START Records for this exercise

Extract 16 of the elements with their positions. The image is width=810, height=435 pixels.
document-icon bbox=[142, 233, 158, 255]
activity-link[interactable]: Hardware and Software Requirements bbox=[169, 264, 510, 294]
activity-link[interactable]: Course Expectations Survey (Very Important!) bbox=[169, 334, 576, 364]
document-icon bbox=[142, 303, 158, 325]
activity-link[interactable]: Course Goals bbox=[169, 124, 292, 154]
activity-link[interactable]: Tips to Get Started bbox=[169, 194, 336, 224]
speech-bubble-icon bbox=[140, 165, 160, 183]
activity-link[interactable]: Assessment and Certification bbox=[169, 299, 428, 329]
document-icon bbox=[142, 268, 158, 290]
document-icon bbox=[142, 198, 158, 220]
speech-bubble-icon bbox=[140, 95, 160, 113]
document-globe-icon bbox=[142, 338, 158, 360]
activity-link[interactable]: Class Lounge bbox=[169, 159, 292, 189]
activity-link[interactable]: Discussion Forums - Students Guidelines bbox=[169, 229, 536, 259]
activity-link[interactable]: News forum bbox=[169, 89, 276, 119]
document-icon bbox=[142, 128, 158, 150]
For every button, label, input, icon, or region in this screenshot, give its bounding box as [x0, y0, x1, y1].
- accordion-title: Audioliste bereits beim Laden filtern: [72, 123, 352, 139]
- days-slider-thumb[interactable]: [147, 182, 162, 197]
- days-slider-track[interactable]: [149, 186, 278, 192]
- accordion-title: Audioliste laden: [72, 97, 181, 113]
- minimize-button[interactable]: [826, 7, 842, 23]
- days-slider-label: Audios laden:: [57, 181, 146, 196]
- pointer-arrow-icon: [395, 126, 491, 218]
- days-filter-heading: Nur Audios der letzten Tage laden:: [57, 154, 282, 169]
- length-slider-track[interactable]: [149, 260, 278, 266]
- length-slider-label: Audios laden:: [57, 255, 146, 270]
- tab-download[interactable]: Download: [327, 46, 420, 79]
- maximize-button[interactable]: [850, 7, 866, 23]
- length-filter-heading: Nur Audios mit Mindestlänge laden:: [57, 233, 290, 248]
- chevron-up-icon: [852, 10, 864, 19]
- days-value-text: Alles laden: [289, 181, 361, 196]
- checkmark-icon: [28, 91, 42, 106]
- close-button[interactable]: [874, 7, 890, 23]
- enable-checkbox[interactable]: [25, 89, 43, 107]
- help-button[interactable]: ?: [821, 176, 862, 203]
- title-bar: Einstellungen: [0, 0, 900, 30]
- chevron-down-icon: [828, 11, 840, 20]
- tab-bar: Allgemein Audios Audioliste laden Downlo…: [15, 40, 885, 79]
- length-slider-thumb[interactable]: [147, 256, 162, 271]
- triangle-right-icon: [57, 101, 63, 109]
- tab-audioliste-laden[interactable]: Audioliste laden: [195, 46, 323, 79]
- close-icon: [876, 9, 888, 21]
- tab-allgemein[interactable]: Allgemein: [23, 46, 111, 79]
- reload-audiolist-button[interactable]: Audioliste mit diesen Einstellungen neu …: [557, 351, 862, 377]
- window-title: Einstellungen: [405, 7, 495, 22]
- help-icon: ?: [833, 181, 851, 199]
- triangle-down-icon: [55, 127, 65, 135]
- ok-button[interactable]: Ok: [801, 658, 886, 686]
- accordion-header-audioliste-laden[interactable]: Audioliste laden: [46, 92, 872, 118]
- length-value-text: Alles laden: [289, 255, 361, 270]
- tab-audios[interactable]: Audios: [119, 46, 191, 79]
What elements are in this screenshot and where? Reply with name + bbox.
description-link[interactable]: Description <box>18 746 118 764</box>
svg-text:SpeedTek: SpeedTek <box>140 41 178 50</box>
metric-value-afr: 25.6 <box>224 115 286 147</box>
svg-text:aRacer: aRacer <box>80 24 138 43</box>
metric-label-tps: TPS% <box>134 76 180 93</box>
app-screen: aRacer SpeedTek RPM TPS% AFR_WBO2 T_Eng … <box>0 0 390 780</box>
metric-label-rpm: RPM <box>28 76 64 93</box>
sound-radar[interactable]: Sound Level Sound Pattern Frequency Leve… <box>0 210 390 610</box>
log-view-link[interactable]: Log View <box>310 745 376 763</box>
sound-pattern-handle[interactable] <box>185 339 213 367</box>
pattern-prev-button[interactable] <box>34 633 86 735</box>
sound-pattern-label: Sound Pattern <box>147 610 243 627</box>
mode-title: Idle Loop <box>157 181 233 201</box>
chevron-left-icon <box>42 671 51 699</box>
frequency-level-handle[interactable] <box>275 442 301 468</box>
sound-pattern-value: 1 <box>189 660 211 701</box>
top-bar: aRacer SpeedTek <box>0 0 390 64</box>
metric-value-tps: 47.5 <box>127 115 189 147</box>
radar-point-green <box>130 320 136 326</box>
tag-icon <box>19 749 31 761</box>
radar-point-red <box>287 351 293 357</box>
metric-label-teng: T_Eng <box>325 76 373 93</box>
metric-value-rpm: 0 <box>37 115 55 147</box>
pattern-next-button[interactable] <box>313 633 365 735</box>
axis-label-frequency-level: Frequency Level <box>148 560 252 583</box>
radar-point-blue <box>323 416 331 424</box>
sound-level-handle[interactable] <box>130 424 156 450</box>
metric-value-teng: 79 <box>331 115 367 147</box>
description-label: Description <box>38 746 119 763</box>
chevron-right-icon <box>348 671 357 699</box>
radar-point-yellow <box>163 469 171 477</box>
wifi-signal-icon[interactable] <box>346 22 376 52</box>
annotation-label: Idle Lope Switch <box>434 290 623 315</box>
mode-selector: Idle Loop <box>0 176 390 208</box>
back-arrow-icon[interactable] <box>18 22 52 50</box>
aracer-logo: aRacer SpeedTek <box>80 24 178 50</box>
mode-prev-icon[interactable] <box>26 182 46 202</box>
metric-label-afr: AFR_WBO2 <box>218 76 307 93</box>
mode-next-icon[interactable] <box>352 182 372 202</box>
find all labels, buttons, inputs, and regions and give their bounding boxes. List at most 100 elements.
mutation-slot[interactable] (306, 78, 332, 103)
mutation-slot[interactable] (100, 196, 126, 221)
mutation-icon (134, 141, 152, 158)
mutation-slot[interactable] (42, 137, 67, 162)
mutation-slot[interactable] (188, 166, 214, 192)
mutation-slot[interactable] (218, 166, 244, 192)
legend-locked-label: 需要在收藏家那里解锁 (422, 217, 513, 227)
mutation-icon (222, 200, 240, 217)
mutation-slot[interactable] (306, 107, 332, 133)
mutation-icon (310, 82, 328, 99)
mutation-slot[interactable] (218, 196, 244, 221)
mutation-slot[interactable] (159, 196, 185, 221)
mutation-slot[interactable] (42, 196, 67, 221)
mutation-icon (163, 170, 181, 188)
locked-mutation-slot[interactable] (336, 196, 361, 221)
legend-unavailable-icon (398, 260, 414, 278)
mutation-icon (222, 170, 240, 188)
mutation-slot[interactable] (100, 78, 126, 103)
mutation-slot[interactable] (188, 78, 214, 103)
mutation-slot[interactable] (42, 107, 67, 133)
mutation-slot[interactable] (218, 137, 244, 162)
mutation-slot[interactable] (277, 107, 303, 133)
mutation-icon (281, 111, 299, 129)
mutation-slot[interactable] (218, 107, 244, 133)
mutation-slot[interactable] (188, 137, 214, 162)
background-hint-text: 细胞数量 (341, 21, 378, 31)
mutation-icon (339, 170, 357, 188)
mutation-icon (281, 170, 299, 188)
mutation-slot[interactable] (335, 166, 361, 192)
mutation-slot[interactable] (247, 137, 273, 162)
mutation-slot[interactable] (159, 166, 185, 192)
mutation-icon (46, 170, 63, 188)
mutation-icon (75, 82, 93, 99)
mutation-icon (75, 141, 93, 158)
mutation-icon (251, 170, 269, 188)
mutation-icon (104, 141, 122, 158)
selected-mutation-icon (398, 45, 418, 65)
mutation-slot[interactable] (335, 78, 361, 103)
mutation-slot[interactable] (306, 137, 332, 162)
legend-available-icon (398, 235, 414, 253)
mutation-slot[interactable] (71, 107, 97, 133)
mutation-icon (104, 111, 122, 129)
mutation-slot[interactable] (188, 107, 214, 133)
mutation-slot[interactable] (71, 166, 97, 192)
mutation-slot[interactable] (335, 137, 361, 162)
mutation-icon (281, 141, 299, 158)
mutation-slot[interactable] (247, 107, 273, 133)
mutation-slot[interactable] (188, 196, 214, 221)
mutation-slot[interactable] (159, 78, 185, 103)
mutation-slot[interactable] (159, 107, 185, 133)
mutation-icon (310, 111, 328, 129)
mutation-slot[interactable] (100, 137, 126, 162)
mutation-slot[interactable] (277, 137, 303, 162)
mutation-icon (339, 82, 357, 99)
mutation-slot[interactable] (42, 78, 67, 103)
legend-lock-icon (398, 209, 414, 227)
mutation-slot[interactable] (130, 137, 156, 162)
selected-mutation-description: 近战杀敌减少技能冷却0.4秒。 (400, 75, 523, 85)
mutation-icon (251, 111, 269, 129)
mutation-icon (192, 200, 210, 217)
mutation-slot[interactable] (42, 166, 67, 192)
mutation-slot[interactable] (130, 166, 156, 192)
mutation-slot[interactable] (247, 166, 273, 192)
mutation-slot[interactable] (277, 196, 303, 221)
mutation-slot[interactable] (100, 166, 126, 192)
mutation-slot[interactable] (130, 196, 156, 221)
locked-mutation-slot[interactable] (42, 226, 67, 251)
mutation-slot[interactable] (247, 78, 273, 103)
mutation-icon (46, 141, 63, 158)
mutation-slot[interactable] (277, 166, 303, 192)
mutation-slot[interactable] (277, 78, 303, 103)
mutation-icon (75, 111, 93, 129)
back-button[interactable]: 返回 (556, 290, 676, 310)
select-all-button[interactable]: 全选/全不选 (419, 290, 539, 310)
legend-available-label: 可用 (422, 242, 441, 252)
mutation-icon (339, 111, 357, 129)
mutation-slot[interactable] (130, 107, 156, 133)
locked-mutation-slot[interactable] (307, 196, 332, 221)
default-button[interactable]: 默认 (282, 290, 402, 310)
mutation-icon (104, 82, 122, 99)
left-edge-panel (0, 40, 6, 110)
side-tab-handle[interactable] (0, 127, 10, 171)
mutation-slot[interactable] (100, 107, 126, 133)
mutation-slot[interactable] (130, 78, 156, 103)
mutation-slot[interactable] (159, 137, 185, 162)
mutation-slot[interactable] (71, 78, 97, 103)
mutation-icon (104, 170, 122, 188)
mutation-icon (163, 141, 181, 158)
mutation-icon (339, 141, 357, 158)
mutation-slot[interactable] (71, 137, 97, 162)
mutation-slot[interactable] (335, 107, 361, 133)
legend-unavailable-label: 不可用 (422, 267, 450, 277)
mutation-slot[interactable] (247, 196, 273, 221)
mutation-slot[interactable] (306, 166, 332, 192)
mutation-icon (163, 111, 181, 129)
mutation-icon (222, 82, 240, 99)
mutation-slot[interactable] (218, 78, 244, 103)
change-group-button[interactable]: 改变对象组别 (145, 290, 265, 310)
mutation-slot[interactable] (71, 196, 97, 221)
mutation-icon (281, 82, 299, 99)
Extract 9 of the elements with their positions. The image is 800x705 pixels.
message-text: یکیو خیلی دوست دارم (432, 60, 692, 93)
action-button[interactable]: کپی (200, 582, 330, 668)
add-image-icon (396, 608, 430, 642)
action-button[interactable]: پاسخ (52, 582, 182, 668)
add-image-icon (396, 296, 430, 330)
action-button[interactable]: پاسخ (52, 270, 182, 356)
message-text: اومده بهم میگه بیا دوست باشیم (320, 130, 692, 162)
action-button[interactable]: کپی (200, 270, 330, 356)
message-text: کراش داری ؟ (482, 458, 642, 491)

END Records for this exercise

**The exercise**
Change "document-icon" to "file-icon" in the lines starting at the first line and ending at the line that contains "activity-link[interactable]: Hardware and", and give only those lines with all else unchanged.

**Exercise answer**
Extract 16 of the elements with their positions. The image is width=810, height=435 pixels.
file-icon bbox=[142, 233, 158, 255]
activity-link[interactable]: Hardware and Software Requirements bbox=[169, 264, 510, 294]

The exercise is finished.